→ Work to do
In the listing that follows, count the lines holding the word "JSON" and report only that number.
------------------------
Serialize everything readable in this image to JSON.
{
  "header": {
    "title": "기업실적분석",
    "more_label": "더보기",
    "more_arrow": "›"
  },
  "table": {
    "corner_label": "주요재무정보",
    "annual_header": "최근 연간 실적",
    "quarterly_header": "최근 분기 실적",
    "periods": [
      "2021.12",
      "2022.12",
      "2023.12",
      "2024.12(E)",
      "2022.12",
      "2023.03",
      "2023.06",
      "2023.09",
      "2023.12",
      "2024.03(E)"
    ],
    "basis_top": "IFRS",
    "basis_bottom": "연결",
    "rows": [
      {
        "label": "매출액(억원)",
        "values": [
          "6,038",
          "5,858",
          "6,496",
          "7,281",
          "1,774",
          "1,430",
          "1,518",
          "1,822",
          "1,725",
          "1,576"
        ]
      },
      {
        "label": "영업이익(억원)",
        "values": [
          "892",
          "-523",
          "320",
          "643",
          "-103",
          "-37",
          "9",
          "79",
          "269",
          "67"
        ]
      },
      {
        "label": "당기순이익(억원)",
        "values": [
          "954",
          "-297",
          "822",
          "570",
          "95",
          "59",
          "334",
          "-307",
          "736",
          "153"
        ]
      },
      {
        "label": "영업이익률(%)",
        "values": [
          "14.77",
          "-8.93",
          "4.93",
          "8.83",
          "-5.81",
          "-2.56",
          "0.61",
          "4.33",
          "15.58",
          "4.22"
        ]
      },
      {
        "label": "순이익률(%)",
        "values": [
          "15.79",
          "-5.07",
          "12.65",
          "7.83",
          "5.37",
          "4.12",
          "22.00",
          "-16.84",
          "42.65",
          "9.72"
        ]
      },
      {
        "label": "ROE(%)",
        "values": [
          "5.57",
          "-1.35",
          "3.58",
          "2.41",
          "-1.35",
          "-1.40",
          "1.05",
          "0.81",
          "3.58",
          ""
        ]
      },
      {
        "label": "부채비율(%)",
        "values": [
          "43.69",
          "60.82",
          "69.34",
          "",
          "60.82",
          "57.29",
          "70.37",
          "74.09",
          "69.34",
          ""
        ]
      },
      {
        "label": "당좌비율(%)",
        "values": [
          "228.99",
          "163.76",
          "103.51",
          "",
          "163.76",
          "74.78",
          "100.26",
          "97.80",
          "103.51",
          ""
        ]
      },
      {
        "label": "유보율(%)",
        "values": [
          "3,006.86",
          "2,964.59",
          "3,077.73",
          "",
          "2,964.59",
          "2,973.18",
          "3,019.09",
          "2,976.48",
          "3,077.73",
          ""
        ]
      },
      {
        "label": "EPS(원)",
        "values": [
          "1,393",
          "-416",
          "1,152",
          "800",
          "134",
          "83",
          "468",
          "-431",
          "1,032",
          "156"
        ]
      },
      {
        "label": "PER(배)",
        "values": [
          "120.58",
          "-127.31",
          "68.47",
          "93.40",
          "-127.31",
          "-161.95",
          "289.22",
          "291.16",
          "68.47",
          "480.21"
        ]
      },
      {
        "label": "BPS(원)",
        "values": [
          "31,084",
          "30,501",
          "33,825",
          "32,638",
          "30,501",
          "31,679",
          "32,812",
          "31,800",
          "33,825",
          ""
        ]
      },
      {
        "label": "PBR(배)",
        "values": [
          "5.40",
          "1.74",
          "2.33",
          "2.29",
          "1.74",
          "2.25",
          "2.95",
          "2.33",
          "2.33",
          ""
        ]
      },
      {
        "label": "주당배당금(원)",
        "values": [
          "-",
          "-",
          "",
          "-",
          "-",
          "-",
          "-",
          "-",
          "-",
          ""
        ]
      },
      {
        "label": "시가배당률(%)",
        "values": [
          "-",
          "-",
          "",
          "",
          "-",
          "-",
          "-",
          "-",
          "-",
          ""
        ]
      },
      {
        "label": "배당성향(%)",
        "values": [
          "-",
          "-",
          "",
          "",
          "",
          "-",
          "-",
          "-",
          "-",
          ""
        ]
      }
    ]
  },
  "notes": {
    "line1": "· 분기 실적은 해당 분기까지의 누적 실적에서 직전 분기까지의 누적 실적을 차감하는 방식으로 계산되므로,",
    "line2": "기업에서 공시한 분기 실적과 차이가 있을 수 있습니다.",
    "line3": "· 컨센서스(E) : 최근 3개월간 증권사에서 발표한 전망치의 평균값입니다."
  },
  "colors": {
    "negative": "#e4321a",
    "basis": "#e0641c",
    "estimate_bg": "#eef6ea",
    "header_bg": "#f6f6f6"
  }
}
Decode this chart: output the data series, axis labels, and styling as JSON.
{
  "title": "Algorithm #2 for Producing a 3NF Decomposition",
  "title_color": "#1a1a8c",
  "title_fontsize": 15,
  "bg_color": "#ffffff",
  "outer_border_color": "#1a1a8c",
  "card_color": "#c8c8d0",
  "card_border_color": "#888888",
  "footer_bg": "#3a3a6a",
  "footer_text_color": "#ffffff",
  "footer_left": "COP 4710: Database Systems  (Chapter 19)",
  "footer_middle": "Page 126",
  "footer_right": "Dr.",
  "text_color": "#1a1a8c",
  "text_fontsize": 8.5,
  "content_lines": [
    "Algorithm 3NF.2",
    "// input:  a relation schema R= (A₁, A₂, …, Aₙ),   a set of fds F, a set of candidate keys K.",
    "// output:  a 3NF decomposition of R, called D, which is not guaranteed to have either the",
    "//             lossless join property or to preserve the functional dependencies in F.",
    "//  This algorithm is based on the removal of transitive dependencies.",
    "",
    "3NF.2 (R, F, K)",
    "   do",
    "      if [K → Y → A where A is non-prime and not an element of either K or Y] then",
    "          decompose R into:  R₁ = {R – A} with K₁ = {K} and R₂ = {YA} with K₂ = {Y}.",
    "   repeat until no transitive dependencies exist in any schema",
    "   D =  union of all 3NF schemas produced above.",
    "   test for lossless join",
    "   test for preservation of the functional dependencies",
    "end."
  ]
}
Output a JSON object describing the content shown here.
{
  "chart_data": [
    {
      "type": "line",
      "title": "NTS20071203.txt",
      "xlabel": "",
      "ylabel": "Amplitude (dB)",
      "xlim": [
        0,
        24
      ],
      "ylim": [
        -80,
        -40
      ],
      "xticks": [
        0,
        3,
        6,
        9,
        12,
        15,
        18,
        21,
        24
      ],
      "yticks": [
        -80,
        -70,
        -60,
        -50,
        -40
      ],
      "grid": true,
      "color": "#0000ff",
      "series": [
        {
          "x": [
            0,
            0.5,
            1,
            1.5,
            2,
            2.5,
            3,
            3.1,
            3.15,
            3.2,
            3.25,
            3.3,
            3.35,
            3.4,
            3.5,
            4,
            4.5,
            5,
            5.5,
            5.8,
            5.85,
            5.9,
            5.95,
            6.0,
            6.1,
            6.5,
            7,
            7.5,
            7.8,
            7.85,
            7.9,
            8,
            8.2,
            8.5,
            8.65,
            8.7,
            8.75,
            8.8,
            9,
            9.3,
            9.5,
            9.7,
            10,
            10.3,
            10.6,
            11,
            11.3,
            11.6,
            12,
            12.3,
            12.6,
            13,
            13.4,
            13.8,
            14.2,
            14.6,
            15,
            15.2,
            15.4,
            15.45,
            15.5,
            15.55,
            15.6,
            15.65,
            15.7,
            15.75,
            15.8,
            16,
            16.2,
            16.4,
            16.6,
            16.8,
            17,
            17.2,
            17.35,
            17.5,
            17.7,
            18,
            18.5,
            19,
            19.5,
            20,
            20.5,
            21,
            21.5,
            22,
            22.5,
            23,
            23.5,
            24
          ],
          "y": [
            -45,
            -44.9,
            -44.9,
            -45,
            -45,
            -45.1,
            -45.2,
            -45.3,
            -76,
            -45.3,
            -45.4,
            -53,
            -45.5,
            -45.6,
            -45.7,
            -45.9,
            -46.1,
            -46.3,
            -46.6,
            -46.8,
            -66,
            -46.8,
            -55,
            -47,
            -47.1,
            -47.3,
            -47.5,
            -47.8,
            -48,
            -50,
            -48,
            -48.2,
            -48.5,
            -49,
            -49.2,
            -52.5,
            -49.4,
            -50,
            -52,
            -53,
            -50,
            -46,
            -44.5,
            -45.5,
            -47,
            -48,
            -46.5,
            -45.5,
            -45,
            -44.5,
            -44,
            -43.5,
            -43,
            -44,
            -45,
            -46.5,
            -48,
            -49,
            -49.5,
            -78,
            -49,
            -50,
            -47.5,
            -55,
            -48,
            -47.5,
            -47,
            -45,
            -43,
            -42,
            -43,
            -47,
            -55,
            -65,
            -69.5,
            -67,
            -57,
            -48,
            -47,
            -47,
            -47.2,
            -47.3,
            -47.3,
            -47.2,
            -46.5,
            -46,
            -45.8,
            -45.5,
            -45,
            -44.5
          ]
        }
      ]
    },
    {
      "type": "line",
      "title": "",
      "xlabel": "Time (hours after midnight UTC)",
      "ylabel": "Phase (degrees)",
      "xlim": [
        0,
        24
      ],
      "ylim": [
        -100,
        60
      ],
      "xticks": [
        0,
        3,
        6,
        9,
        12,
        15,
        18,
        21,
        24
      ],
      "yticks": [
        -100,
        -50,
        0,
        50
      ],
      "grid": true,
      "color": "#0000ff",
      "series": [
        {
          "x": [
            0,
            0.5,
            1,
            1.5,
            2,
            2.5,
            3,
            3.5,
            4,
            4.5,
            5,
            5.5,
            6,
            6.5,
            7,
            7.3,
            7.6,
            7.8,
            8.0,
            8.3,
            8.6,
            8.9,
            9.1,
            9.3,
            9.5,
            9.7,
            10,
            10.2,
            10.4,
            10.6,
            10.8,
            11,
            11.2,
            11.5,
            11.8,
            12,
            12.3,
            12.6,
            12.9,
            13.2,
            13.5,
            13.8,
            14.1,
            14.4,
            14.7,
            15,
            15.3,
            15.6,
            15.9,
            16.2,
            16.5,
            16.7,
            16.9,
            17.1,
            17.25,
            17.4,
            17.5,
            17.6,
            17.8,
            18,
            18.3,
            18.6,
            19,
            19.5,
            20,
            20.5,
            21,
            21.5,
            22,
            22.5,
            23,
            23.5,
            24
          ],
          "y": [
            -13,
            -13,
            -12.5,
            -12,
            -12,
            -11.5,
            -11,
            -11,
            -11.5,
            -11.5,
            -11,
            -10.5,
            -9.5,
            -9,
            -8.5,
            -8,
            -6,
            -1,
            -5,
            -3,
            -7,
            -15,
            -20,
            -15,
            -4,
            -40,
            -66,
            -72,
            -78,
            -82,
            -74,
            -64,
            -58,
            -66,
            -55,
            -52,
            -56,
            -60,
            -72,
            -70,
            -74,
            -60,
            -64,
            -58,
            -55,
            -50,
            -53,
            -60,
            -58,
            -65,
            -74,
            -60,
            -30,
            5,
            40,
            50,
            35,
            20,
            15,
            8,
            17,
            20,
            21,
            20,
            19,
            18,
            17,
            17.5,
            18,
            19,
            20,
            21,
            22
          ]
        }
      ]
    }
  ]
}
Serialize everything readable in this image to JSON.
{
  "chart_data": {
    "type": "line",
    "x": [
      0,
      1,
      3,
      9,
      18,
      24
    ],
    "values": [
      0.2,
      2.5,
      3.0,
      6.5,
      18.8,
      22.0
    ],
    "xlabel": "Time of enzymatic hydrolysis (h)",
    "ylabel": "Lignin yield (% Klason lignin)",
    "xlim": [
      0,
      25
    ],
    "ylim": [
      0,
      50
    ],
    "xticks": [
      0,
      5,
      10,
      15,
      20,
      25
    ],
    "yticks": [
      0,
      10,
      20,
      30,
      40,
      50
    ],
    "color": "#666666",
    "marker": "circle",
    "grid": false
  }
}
------------------------
→ Task solution
4